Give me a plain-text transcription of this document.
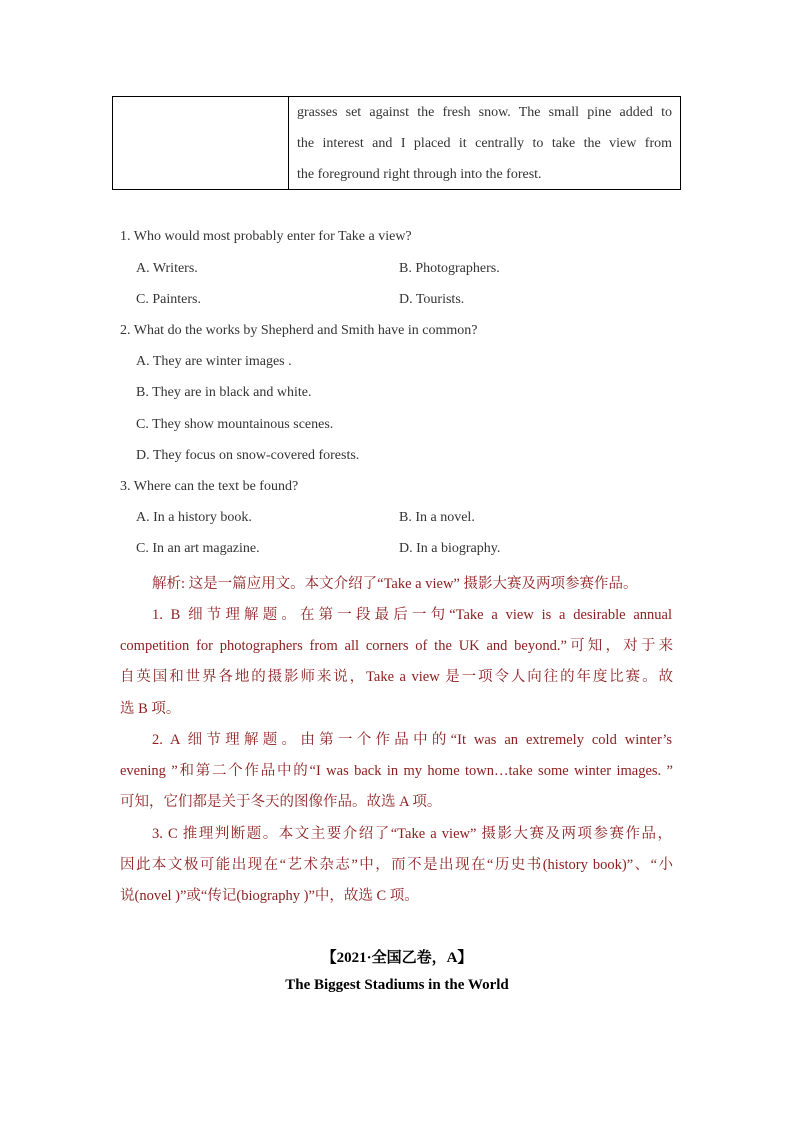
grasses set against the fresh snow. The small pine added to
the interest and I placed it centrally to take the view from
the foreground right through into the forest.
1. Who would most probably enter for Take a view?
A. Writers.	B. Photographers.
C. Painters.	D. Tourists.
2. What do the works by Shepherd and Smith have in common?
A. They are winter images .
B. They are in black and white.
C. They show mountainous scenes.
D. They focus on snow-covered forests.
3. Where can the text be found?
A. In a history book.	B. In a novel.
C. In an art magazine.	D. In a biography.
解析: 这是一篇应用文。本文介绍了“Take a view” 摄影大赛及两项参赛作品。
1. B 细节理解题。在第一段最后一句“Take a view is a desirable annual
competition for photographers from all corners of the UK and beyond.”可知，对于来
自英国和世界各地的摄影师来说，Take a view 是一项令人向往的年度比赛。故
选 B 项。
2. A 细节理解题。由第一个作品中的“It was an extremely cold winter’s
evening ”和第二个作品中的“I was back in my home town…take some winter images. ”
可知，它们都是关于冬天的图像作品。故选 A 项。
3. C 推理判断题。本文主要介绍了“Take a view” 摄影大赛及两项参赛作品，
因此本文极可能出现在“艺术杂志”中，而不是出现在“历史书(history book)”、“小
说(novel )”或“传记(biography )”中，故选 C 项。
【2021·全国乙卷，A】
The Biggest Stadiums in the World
---
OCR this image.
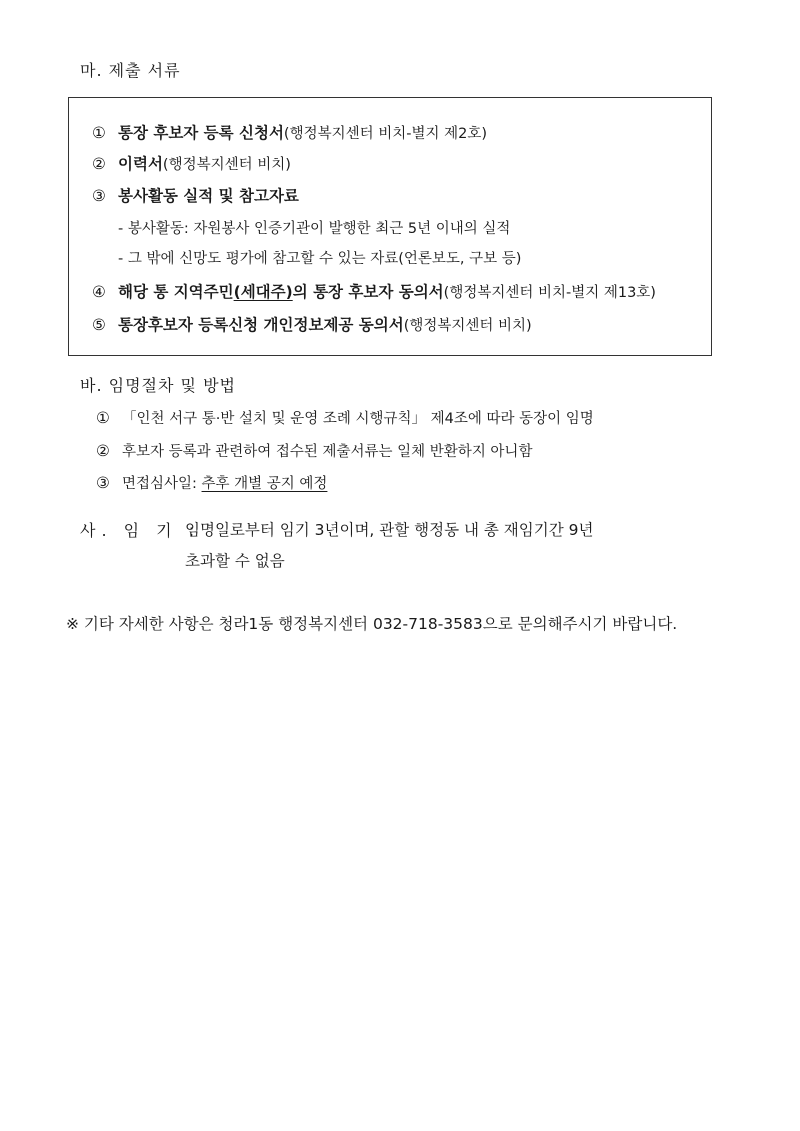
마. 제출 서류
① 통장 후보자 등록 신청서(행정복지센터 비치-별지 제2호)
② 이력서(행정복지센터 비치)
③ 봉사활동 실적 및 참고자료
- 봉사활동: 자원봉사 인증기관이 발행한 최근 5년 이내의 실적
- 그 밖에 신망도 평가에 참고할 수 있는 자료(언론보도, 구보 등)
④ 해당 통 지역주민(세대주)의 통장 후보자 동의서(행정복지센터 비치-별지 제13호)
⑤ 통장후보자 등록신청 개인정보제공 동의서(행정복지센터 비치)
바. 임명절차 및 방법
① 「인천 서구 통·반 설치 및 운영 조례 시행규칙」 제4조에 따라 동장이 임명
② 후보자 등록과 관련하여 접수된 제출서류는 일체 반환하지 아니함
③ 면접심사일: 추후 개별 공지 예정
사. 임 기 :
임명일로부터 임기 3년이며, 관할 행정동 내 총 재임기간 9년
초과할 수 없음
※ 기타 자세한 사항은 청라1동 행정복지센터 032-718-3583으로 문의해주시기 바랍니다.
--
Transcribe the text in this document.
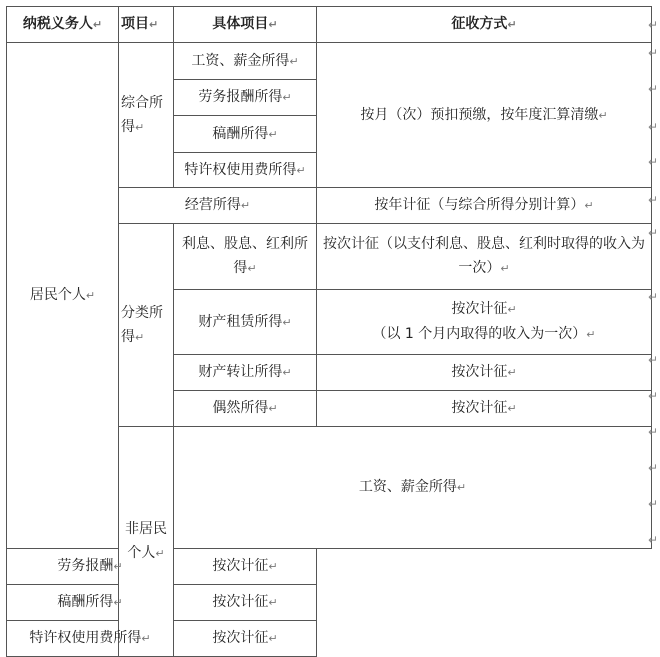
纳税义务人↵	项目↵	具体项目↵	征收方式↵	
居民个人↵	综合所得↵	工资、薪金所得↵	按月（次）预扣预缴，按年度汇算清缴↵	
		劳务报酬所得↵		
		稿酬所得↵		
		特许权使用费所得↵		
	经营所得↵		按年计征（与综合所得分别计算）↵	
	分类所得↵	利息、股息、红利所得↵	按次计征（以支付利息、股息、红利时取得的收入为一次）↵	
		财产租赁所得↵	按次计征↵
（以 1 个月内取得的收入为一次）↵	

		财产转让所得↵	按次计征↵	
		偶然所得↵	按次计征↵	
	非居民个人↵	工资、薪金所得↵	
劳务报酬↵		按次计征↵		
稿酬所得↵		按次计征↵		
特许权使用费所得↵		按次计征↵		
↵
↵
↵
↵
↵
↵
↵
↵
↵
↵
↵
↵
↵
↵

* **Stated goal**: In how many lines does the word "text" appear? Respond with the number alone.

* **Result for this task**: 3